• _AIM OF THE EXERCISE_
Retype the whole listing, please, keeping every line exact and dropping the pictures.
****************
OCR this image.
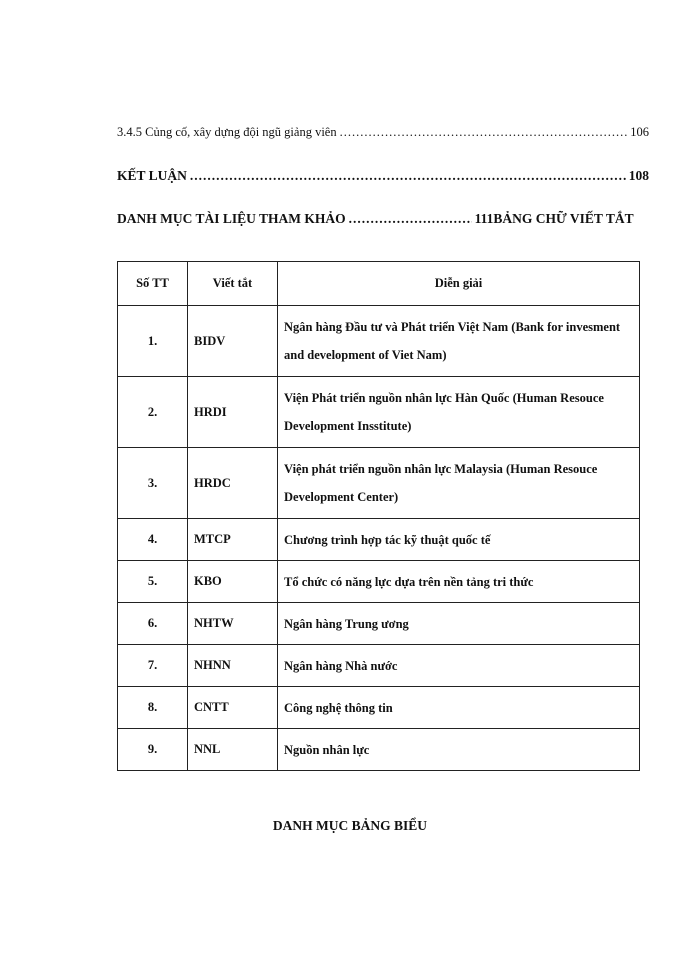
3.4.5 Củng cố, xây dựng đội ngũ giảng viên .....	106
KẾT LUẬN .....	108
DANH MỤC TÀI LIỆU THAM KHẢO .....	111 BẢNG CHỮ VIẾT TẮT
Số TT	Viết tắt	Diễn giải
1.	BIDV	Ngân hàng Đầu tư và Phát triển Việt Nam (Bank for invesment and development of Viet Nam)
2.	HRDI	Viện Phát triển nguồn nhân lực Hàn Quốc (Human Resouce Development Insstitute)
3.	HRDC	Viện phát triển nguồn nhân lực Malaysia (Human Resouce Development Center)
4.	MTCP	Chương trình hợp tác kỹ thuật quốc tế
5.	KBO	Tổ chức có năng lực dựa trên nền tảng tri thức
6.	NHTW	Ngân hàng Trung ương
7.	NHNN	Ngân hàng Nhà nước
8.	CNTT	Công nghệ thông tin
9.	NNL	Nguồn nhân lực
DANH MỤC BẢNG BIỂU
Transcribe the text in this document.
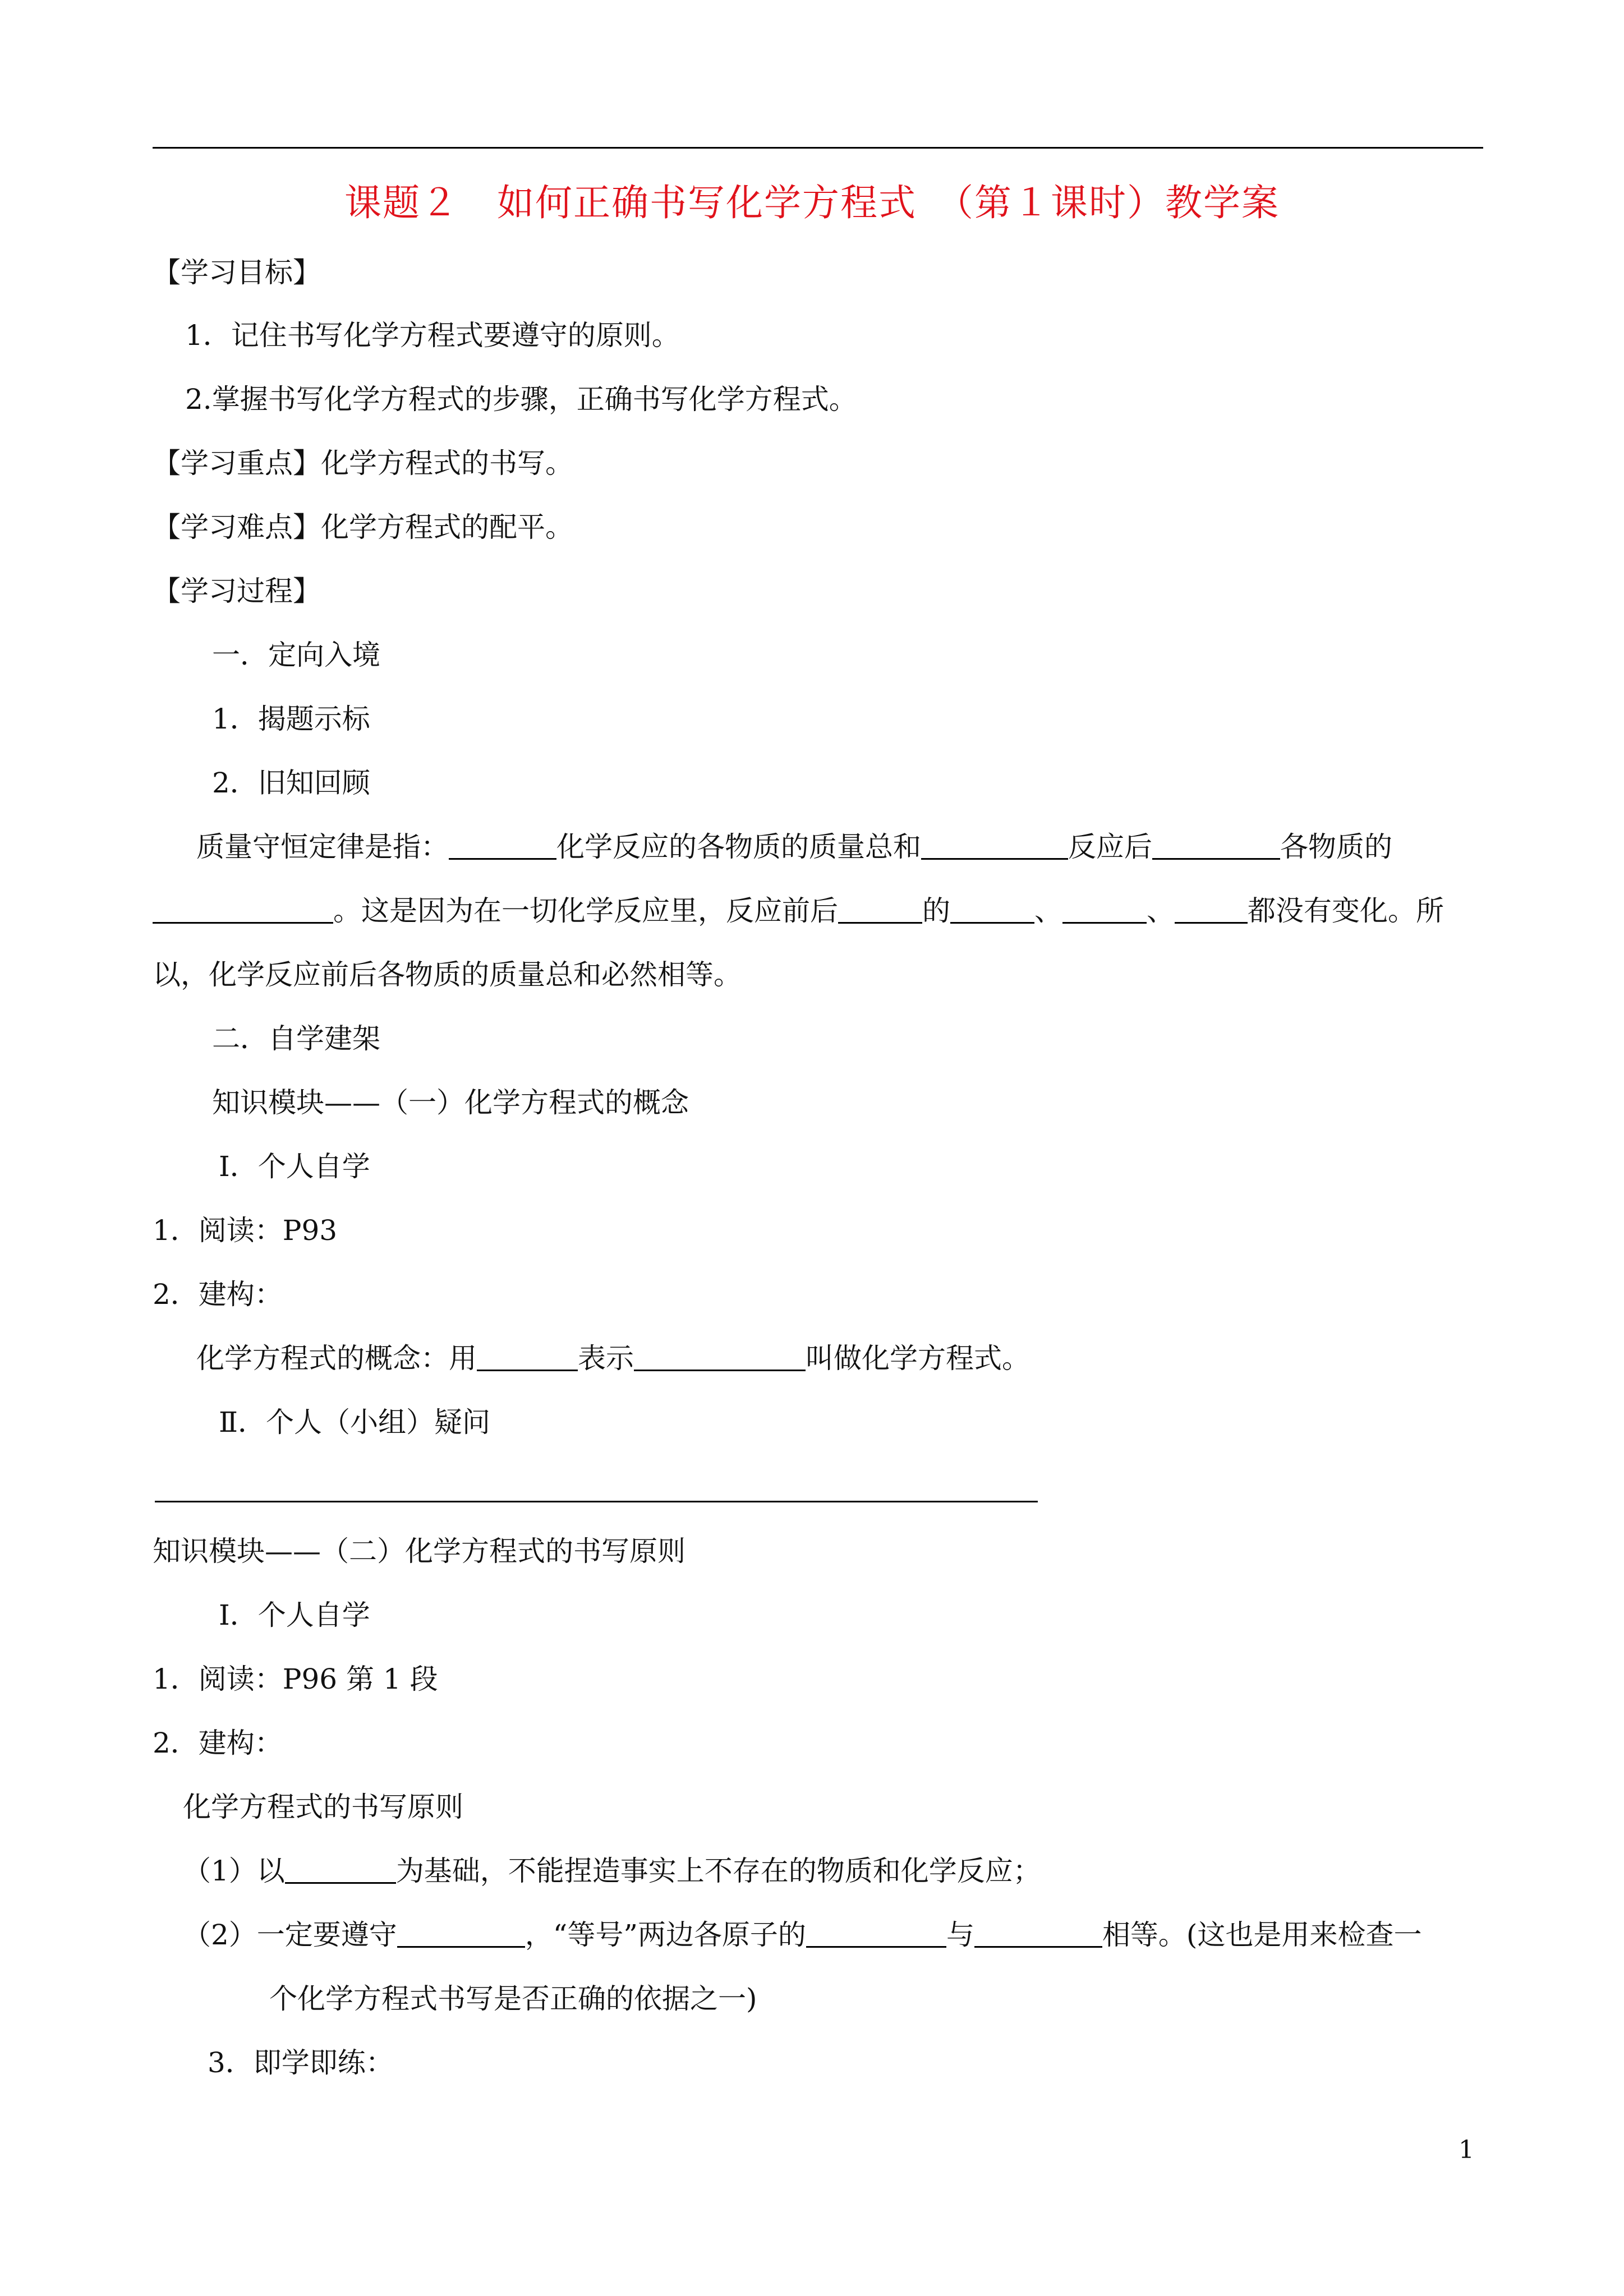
课题２　如何正确书写化学方程式　（第１课时）教学案
【学习目标】
1．记住书写化学方程式要遵守的原则。
2.掌握书写化学方程式的步骤，正确书写化学方程式。
【学习重点】化学方程式的书写。
【学习难点】化学方程式的配平。
【学习过程】
一．定向入境
1．揭题示标
2．旧知回顾
质量守恒定律是指：	化学反应的各物质的质量总和	反应后	各物质的
。这是因为在一切化学反应里，反应前后	的	、	、	都没有变化。所
以，化学反应前后各物质的质量总和必然相等。
二．自学建架
知识模块——（一）化学方程式的概念
Ⅰ．个人自学
1．阅读：P93
2．建构：
化学方程式的概念：用	表示	叫做化学方程式。
Ⅱ．个人（小组）疑问
知识模块——（二）化学方程式的书写原则
Ⅰ．个人自学
1．阅读：P96 第 1 段
2．建构：
化学方程式的书写原则
（1）以	为基础，不能捏造事实上不存在的物质和化学反应；
（2）一定要遵守	，“等号”两边各原子的	与	相等。(这也是用来检查一
个化学方程式书写是否正确的依据之一)
3．即学即练：
1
****************
• _RESULT BELOW_
OCR this image.
3.4.5 Củng cố, xây dựng đội ngũ giảng viên .....	106
KẾT LUẬN .....	108
DANH MỤC TÀI LIỆU THAM KHẢO .....	111 BẢNG CHỮ VIẾT TẮT
Số TT	Viết tắt	Diễn giải
1.	BIDV	Ngân hàng Đầu tư và Phát triển Việt Nam (Bank for invesment and development of Viet Nam)
2.	HRDI	Viện Phát triển nguồn nhân lực Hàn Quốc (Human Resouce Development Insstitute)
3.	HRDC	Viện phát triển nguồn nhân lực Malaysia (Human Resouce Development Center)
4.	MTCP	Chương trình hợp tác kỹ thuật quốc tế
5.	KBO	Tổ chức có năng lực dựa trên nền tảng tri thức
6.	NHTW	Ngân hàng Trung ương
7.	NHNN	Ngân hàng Nhà nước
8.	CNTT	Công nghệ thông tin
9.	NNL	Nguồn nhân lực
DANH MỤC BẢNG BIỂU
Transcribe the text in this document.
课题２　如何正确书写化学方程式　（第１课时）教学案
【学习目标】
1．记住书写化学方程式要遵守的原则。
2.掌握书写化学方程式的步骤，正确书写化学方程式。
【学习重点】化学方程式的书写。
【学习难点】化学方程式的配平。
【学习过程】
一．定向入境
1．揭题示标
2．旧知回顾
质量守恒定律是指：	化学反应的各物质的质量总和	反应后	各物质的
。这是因为在一切化学反应里，反应前后	的	、	、	都没有变化。所
以，化学反应前后各物质的质量总和必然相等。
二．自学建架
知识模块——（一）化学方程式的概念
Ⅰ．个人自学
1．阅读：P93
2．建构：
化学方程式的概念：用	表示	叫做化学方程式。
Ⅱ．个人（小组）疑问
知识模块——（二）化学方程式的书写原则
Ⅰ．个人自学
1．阅读：P96 第 1 段
2．建构：
化学方程式的书写原则
（1）以	为基础，不能捏造事实上不存在的物质和化学反应；
（2）一定要遵守	，“等号”两边各原子的	与	相等。(这也是用来检查一
个化学方程式书写是否正确的依据之一)
3．即学即练：
1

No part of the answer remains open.